Task details :: Return the entries below verbatim. Pictures stay out.

Stored items from a collection ::
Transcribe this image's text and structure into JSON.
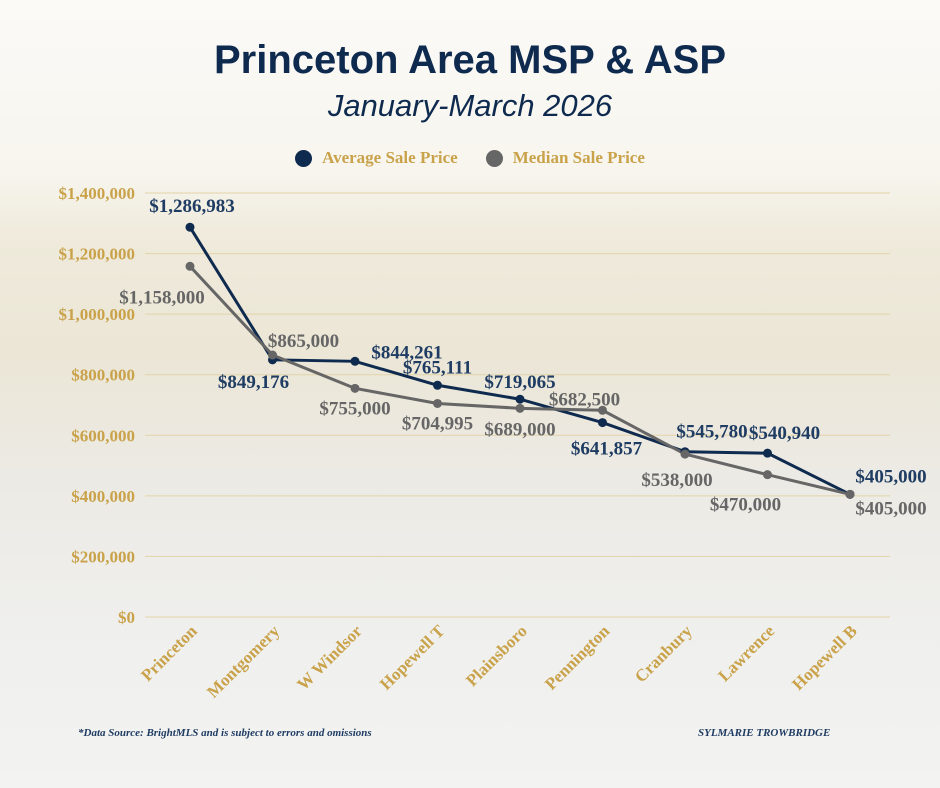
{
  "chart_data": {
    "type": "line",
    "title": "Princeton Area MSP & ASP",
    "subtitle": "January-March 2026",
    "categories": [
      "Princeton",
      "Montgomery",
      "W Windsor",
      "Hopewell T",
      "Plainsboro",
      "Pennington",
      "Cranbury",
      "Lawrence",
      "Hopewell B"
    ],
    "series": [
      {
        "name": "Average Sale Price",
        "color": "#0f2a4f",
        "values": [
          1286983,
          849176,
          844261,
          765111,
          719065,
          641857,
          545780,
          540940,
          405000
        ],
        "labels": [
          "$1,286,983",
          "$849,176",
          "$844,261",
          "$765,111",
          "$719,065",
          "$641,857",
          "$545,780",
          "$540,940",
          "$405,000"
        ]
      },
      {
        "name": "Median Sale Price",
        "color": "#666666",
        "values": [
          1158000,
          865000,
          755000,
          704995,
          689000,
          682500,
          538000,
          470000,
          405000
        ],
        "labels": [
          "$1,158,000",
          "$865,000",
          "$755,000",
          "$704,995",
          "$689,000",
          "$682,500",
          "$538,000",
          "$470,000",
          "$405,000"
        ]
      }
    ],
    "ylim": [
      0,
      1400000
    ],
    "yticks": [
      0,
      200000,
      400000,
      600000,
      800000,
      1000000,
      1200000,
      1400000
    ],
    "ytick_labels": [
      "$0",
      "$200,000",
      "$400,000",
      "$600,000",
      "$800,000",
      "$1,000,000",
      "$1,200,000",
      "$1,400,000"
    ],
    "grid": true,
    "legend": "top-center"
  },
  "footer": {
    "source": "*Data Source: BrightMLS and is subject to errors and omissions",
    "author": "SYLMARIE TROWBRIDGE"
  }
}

Exercise answer ::
Transcribe this image's text and structure into JSON.
{
  "chart_data": {
    "type": "line",
    "title": "Princeton Area MSP & ASP",
    "subtitle": "January-March 2026",
    "categories": [
      "Princeton",
      "Montgomery",
      "W Windsor",
      "Hopewell T",
      "Plainsboro",
      "Pennington",
      "Cranbury",
      "Lawrence",
      "Hopewell B"
    ],
    "series": [
      {
        "name": "Average Sale Price",
        "color": "#0f2a4f",
        "values": [
          1286983,
          849176,
          844261,
          765111,
          719065,
          641857,
          545780,
          540940,
          405000
        ],
        "labels": [
          "$1,286,983",
          "$849,176",
          "$844,261",
          "$765,111",
          "$719,065",
          "$641,857",
          "$545,780",
          "$540,940",
          "$405,000"
        ]
      },
      {
        "name": "Median Sale Price",
        "color": "#666666",
        "values": [
          1158000,
          865000,
          755000,
          704995,
          689000,
          682500,
          538000,
          470000,
          405000
        ],
        "labels": [
          "$1,158,000",
          "$865,000",
          "$755,000",
          "$704,995",
          "$689,000",
          "$682,500",
          "$538,000",
          "$470,000",
          "$405,000"
        ]
      }
    ],
    "ylim": [
      0,
      1400000
    ],
    "yticks": [
      0,
      200000,
      400000,
      600000,
      800000,
      1000000,
      1200000,
      1400000
    ],
    "ytick_labels": [
      "$0",
      "$200,000",
      "$400,000",
      "$600,000",
      "$800,000",
      "$1,000,000",
      "$1,200,000",
      "$1,400,000"
    ],
    "grid": true,
    "legend": "top-center"
  },
  "footer": {
    "source": "*Data Source: BrightMLS and is subject to errors and omissions",
    "author": "SYLMARIE TROWBRIDGE"
  }
}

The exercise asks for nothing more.